**PROBLEM STATEMENT:** Reproduce the following data line for line, without changing anything.

**MATERIALS PROVIDED:**
<<<<
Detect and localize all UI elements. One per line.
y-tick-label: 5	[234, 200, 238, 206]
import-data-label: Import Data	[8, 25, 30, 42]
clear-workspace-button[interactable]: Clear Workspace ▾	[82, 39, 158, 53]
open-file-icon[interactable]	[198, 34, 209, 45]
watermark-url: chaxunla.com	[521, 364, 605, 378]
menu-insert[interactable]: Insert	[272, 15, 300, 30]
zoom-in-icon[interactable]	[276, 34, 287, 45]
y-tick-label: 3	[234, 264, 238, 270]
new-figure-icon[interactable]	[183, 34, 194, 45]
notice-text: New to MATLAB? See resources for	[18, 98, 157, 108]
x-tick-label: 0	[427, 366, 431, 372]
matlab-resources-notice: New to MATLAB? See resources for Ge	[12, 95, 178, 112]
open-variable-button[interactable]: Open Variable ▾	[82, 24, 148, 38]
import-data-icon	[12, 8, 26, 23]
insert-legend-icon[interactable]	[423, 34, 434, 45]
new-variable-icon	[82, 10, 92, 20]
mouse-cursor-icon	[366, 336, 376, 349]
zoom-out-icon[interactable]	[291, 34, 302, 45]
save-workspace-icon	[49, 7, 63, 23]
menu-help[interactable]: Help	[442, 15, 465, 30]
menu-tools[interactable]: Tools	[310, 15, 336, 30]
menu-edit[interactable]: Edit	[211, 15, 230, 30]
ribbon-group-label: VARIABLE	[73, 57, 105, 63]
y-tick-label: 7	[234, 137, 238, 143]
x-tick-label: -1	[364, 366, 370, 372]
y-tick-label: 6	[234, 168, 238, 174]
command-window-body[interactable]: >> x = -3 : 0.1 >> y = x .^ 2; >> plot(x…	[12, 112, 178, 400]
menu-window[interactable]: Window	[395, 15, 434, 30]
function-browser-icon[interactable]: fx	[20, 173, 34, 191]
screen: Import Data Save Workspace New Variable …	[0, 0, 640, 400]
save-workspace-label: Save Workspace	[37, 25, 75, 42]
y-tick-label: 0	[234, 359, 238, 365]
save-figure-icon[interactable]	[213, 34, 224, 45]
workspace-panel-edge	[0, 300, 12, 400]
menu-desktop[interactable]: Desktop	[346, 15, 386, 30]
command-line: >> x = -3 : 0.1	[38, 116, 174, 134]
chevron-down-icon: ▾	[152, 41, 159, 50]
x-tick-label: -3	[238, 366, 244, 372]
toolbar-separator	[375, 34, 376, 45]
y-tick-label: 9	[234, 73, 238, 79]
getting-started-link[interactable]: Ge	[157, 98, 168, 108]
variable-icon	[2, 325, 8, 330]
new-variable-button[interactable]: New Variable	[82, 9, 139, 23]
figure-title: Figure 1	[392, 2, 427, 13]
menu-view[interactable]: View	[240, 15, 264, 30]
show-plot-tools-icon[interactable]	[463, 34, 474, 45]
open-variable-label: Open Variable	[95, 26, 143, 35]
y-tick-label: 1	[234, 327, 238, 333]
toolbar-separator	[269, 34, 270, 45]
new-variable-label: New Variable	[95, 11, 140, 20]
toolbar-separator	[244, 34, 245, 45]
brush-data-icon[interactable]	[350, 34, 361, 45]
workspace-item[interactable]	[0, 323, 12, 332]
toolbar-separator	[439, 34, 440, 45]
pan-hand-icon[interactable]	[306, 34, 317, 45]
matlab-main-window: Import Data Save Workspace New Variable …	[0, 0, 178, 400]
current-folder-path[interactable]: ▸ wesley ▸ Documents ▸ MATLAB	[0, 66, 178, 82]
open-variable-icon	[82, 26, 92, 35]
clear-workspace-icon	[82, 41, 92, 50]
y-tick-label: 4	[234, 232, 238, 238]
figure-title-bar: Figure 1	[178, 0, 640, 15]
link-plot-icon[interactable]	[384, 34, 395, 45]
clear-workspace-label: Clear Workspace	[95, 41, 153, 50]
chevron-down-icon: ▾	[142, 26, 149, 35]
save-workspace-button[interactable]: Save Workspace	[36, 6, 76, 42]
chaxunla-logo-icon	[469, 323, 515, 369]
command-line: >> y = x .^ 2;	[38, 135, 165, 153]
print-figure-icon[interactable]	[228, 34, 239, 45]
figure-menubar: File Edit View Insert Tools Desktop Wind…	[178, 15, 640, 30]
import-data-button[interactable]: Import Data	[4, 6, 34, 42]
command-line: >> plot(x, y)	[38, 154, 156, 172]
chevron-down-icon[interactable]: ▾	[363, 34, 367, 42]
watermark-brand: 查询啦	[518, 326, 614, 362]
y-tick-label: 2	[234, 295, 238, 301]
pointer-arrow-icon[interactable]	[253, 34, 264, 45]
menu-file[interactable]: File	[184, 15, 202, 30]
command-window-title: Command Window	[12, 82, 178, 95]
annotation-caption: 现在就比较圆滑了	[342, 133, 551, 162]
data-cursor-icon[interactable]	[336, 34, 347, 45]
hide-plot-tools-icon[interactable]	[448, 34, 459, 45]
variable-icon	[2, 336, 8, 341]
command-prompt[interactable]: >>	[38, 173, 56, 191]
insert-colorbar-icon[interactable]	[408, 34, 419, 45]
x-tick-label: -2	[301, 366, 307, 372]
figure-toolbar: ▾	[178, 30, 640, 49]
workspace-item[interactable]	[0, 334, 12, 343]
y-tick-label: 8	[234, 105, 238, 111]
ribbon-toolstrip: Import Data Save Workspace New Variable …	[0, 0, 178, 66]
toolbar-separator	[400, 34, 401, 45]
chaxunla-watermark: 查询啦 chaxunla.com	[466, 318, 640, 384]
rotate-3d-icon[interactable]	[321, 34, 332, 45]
>>>>
**TASK RESPONSE:**
Detect and localize all UI elements. One per line.
y-tick-label: 5	[234, 200, 238, 206]
import-data-label: Import Data	[8, 25, 30, 42]
clear-workspace-button[interactable]: Clear Workspace ▾	[82, 39, 158, 53]
open-file-icon[interactable]	[198, 34, 209, 45]
watermark-url: chaxunla.com	[521, 364, 605, 378]
menu-insert[interactable]: Insert	[272, 15, 300, 30]
zoom-in-icon[interactable]	[276, 34, 287, 45]
y-tick-label: 3	[234, 264, 238, 270]
new-figure-icon[interactable]	[183, 34, 194, 45]
notice-text: New to MATLAB? See resources for	[18, 98, 157, 108]
x-tick-label: 0	[427, 366, 431, 372]
matlab-resources-notice: New to MATLAB? See resources for Ge	[12, 95, 178, 112]
open-variable-button[interactable]: Open Variable ▾	[82, 24, 148, 38]
import-data-icon	[12, 8, 26, 23]
insert-legend-icon[interactable]	[423, 34, 434, 45]
new-variable-icon	[82, 10, 92, 20]
mouse-cursor-icon	[366, 336, 376, 349]
zoom-out-icon[interactable]	[291, 34, 302, 45]
save-workspace-icon	[49, 7, 63, 23]
menu-help[interactable]: Help	[442, 15, 465, 30]
menu-tools[interactable]: Tools	[310, 15, 336, 30]
menu-edit[interactable]: Edit	[211, 15, 230, 30]
ribbon-group-label: VARIABLE	[73, 57, 105, 63]
y-tick-label: 7	[234, 137, 238, 143]
x-tick-label: -1	[364, 366, 370, 372]
y-tick-label: 6	[234, 168, 238, 174]
command-window-body[interactable]: >> x = -3 : 0.1 >> y = x .^ 2; >> plot(x…	[12, 112, 178, 400]
menu-window[interactable]: Window	[395, 15, 434, 30]
function-browser-icon[interactable]: fx	[20, 173, 34, 191]
screen: Import Data Save Workspace New Variable …	[0, 0, 640, 400]
save-workspace-label: Save Workspace	[37, 25, 75, 42]
y-tick-label: 0	[234, 359, 238, 365]
save-figure-icon[interactable]	[213, 34, 224, 45]
workspace-panel-edge	[0, 300, 12, 400]
menu-desktop[interactable]: Desktop	[346, 15, 386, 30]
command-line: >> x = -3 : 0.1	[38, 116, 174, 134]
chevron-down-icon: ▾	[152, 41, 159, 50]
x-tick-label: -3	[238, 366, 244, 372]
toolbar-separator	[375, 34, 376, 45]
y-tick-label: 9	[234, 73, 238, 79]
getting-started-link[interactable]: Ge	[157, 98, 168, 108]
variable-icon	[2, 325, 8, 330]
new-variable-button[interactable]: New Variable	[82, 9, 139, 23]
figure-title: Figure 1	[392, 2, 427, 13]
menu-view[interactable]: View	[240, 15, 264, 30]
show-plot-tools-icon[interactable]	[463, 34, 474, 45]
open-variable-label: Open Variable	[95, 26, 143, 35]
y-tick-label: 1	[234, 327, 238, 333]
toolbar-separator	[269, 34, 270, 45]
new-variable-label: New Variable	[95, 11, 140, 20]
toolbar-separator	[244, 34, 245, 45]
brush-data-icon[interactable]	[350, 34, 361, 45]
workspace-item[interactable]	[0, 323, 12, 332]
toolbar-separator	[439, 34, 440, 45]
pan-hand-icon[interactable]	[306, 34, 317, 45]
matlab-main-window: Import Data Save Workspace New Variable …	[0, 0, 178, 400]
current-folder-path[interactable]: ▸ wesley ▸ Documents ▸ MATLAB	[0, 66, 178, 82]
open-variable-icon	[82, 26, 92, 35]
clear-workspace-icon	[82, 41, 92, 50]
y-tick-label: 4	[234, 232, 238, 238]
figure-title-bar: Figure 1	[178, 0, 640, 15]
link-plot-icon[interactable]	[384, 34, 395, 45]
clear-workspace-label: Clear Workspace	[95, 41, 153, 50]
chevron-down-icon: ▾	[142, 26, 149, 35]
save-workspace-button[interactable]: Save Workspace	[36, 6, 76, 42]
chaxunla-logo-icon	[469, 323, 515, 369]
command-line: >> y = x .^ 2;	[38, 135, 165, 153]
print-figure-icon[interactable]	[228, 34, 239, 45]
figure-menubar: File Edit View Insert Tools Desktop Wind…	[178, 15, 640, 30]
import-data-button[interactable]: Import Data	[4, 6, 34, 42]
command-line: >> plot(x, y)	[38, 154, 156, 172]
chevron-down-icon[interactable]: ▾	[363, 34, 367, 42]
watermark-brand: 查询啦	[518, 326, 614, 362]
y-tick-label: 2	[234, 295, 238, 301]
pointer-arrow-icon[interactable]	[253, 34, 264, 45]
menu-file[interactable]: File	[184, 15, 202, 30]
command-window-title: Command Window	[12, 82, 178, 95]
annotation-caption: 现在就比较圆滑了	[342, 133, 551, 162]
data-cursor-icon[interactable]	[336, 34, 347, 45]
hide-plot-tools-icon[interactable]	[448, 34, 459, 45]
variable-icon	[2, 336, 8, 341]
command-prompt[interactable]: >>	[38, 173, 56, 191]
insert-colorbar-icon[interactable]	[408, 34, 419, 45]
x-tick-label: -2	[301, 366, 307, 372]
figure-toolbar: ▾	[178, 30, 640, 49]
workspace-item[interactable]	[0, 334, 12, 343]
y-tick-label: 8	[234, 105, 238, 111]
ribbon-toolstrip: Import Data Save Workspace New Variable …	[0, 0, 178, 66]
toolbar-separator	[400, 34, 401, 45]
chaxunla-watermark: 查询啦 chaxunla.com	[466, 318, 640, 384]
rotate-3d-icon[interactable]	[321, 34, 332, 45]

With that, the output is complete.